[PROBLEM TO WORK ON]: Pick out all lines with the word "bouchon" from the records that follow.

━━ PROVIDED RECORDS

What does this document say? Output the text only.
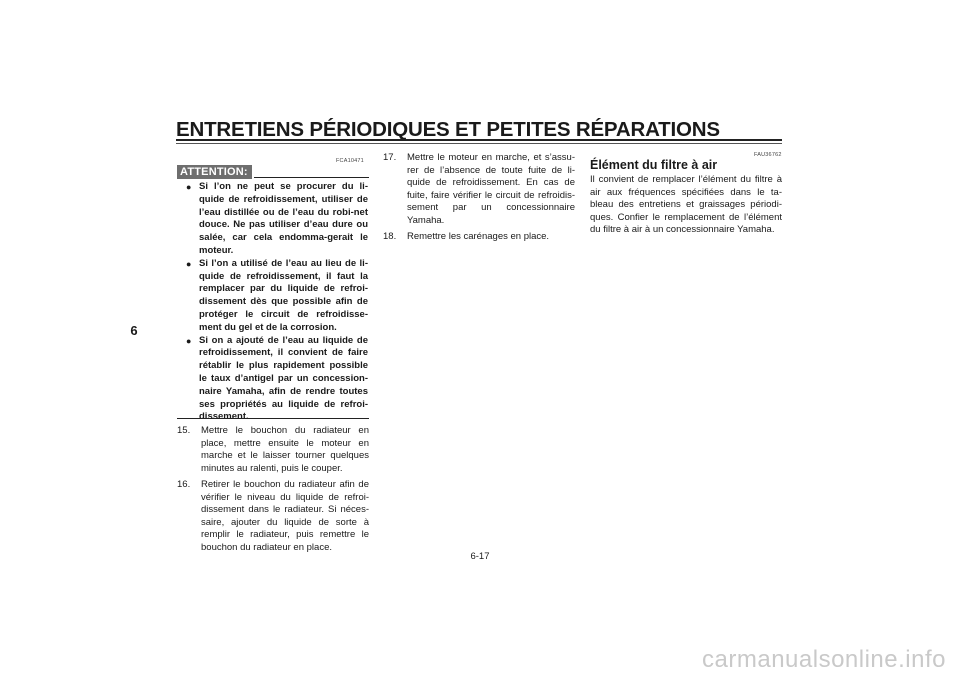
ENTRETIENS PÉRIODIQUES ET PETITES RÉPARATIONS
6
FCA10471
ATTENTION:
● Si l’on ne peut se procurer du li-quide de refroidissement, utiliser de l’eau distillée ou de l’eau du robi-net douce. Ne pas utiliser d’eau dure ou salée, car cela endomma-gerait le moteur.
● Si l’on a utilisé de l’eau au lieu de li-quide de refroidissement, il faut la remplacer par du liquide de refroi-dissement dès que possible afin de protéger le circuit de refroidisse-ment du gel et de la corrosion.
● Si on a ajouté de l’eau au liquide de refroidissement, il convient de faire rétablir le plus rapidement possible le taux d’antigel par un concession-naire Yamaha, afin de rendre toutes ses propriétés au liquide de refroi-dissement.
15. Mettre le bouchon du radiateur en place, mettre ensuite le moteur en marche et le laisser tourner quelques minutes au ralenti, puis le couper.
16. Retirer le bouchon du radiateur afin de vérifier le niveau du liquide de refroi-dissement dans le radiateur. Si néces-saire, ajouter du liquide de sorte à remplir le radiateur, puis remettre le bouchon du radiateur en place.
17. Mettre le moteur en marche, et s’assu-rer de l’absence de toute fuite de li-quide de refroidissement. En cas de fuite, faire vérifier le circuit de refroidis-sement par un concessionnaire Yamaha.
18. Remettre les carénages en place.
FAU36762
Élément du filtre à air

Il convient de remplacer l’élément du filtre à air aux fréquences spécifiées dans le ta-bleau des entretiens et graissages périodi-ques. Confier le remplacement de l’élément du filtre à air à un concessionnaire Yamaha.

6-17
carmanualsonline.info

━━━━
━━ PROVIDED RECORDS

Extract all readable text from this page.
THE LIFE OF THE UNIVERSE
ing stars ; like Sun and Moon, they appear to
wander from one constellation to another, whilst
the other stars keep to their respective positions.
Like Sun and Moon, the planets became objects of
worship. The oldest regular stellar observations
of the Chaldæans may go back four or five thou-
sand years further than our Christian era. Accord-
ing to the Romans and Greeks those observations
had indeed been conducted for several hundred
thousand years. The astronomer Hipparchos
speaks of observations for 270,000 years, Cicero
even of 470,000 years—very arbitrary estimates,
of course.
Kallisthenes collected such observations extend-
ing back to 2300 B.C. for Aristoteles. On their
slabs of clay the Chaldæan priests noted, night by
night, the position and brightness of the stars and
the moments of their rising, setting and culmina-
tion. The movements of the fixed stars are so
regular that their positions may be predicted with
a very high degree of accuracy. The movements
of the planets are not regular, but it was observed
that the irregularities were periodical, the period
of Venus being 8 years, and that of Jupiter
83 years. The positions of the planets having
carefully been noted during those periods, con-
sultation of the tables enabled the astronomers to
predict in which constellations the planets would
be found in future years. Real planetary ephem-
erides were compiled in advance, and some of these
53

━━━━
━━ PROVIDED RECORDS

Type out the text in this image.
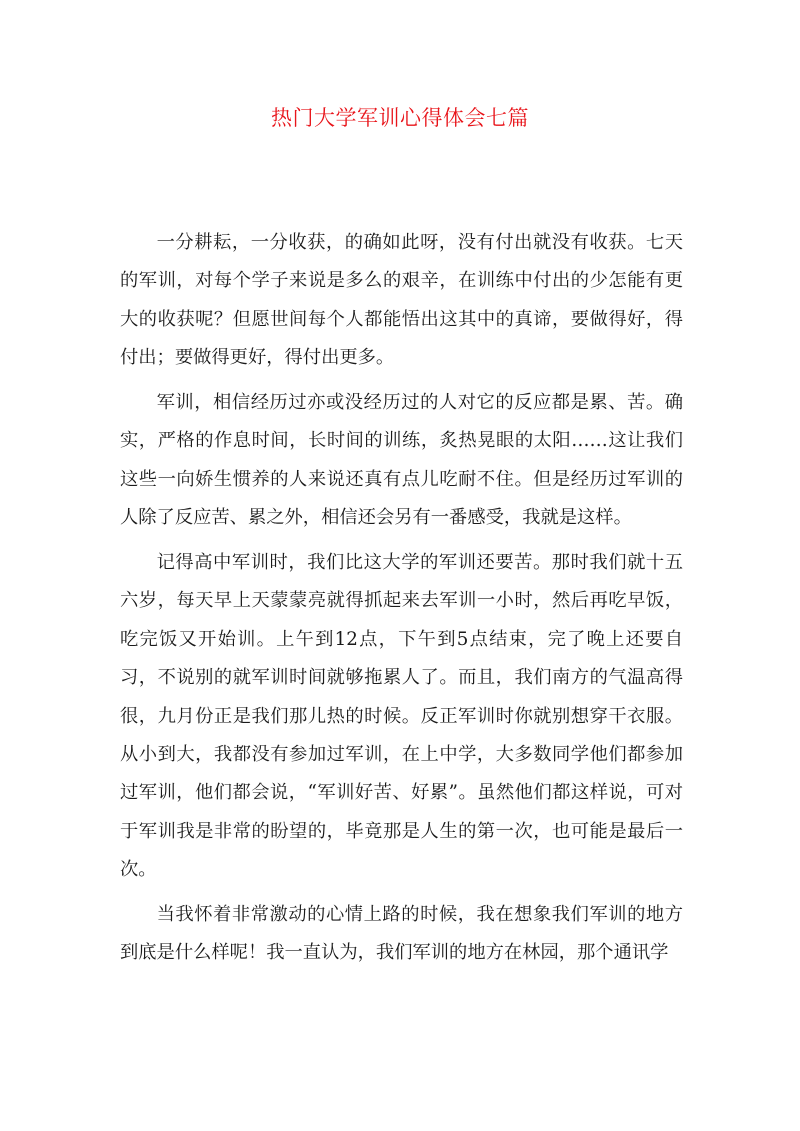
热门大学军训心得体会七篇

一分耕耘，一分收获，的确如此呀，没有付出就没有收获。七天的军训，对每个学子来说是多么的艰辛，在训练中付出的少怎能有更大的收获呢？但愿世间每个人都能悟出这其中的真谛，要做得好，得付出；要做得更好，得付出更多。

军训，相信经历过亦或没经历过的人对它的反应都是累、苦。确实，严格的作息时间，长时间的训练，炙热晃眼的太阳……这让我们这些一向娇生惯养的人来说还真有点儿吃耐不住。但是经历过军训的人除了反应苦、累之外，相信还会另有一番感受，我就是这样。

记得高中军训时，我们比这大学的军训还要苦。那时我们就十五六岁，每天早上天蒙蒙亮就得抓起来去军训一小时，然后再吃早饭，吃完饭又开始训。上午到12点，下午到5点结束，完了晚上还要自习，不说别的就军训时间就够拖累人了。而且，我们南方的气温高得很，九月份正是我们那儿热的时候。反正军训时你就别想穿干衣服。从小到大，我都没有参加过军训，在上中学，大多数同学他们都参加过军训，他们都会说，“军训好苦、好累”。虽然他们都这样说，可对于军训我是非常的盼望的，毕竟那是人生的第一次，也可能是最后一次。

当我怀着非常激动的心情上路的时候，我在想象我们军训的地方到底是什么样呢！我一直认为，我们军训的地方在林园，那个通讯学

━━━━

[RESULT OF THE TASK]:
15. Mettre le bouchon du radiateur en place, mettre ensuite le moteur en marche et le laisser tourner quelques minutes au ralenti, puis le couper.
16. Retirer le bouchon du radiateur afin de vérifier le niveau du liquide de refroi-dissement dans le radiateur. Si néces-saire, ajouter du liquide de sorte à remplir le radiateur, puis remettre le bouchon du radiateur en place.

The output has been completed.